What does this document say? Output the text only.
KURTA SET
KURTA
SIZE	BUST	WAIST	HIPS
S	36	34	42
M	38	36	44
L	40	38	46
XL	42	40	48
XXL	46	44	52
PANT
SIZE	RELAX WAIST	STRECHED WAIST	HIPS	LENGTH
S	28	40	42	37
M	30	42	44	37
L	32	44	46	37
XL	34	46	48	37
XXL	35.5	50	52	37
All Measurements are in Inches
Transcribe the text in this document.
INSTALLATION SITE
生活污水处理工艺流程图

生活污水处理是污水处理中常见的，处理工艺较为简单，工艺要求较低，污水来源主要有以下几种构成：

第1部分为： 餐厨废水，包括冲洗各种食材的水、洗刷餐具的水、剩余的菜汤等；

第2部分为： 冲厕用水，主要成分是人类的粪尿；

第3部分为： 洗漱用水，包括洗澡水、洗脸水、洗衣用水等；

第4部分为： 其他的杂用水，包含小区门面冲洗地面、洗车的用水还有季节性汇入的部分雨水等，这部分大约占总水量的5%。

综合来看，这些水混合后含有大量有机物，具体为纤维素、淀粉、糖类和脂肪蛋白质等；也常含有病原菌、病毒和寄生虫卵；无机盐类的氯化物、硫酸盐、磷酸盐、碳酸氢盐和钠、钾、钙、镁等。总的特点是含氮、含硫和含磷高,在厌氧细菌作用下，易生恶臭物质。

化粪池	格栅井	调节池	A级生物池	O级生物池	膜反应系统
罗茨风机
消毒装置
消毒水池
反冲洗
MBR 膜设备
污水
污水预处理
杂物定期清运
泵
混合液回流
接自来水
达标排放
★ ★ ★ ★
**Task description**
Output the records above in their entirety, exactly.

**Written response**
What does this document say? Output the text only.
KURTA SET
KURTA
SIZE	BUST	WAIST	HIPS
S	36	34	42
M	38	36	44
L	40	38	46
XL	42	40	48
XXL	46	44	52
PANT
SIZE	RELAX WAIST	STRECHED WAIST	HIPS	LENGTH
S	28	40	42	37
M	30	42	44	37
L	32	44	46	37
XL	34	46	48	37
XXL	35.5	50	52	37
All Measurements are in Inches
Transcribe the text in this document.
INSTALLATION SITE
生活污水处理工艺流程图

生活污水处理是污水处理中常见的，处理工艺较为简单，工艺要求较低，污水来源主要有以下几种构成：

第1部分为： 餐厨废水，包括冲洗各种食材的水、洗刷餐具的水、剩余的菜汤等；

第2部分为： 冲厕用水，主要成分是人类的粪尿；

第3部分为： 洗漱用水，包括洗澡水、洗脸水、洗衣用水等；

第4部分为： 其他的杂用水，包含小区门面冲洗地面、洗车的用水还有季节性汇入的部分雨水等，这部分大约占总水量的5%。

综合来看，这些水混合后含有大量有机物，具体为纤维素、淀粉、糖类和脂肪蛋白质等；也常含有病原菌、病毒和寄生虫卵；无机盐类的氯化物、硫酸盐、磷酸盐、碳酸氢盐和钠、钾、钙、镁等。总的特点是含氮、含硫和含磷高,在厌氧细菌作用下，易生恶臭物质。

化粪池	格栅井	调节池	A级生物池	O级生物池	膜反应系统
罗茨风机
消毒装置
消毒水池
反冲洗
MBR 膜设备
污水
污水预处理
杂物定期清运
泵
混合液回流
接自来水
达标排放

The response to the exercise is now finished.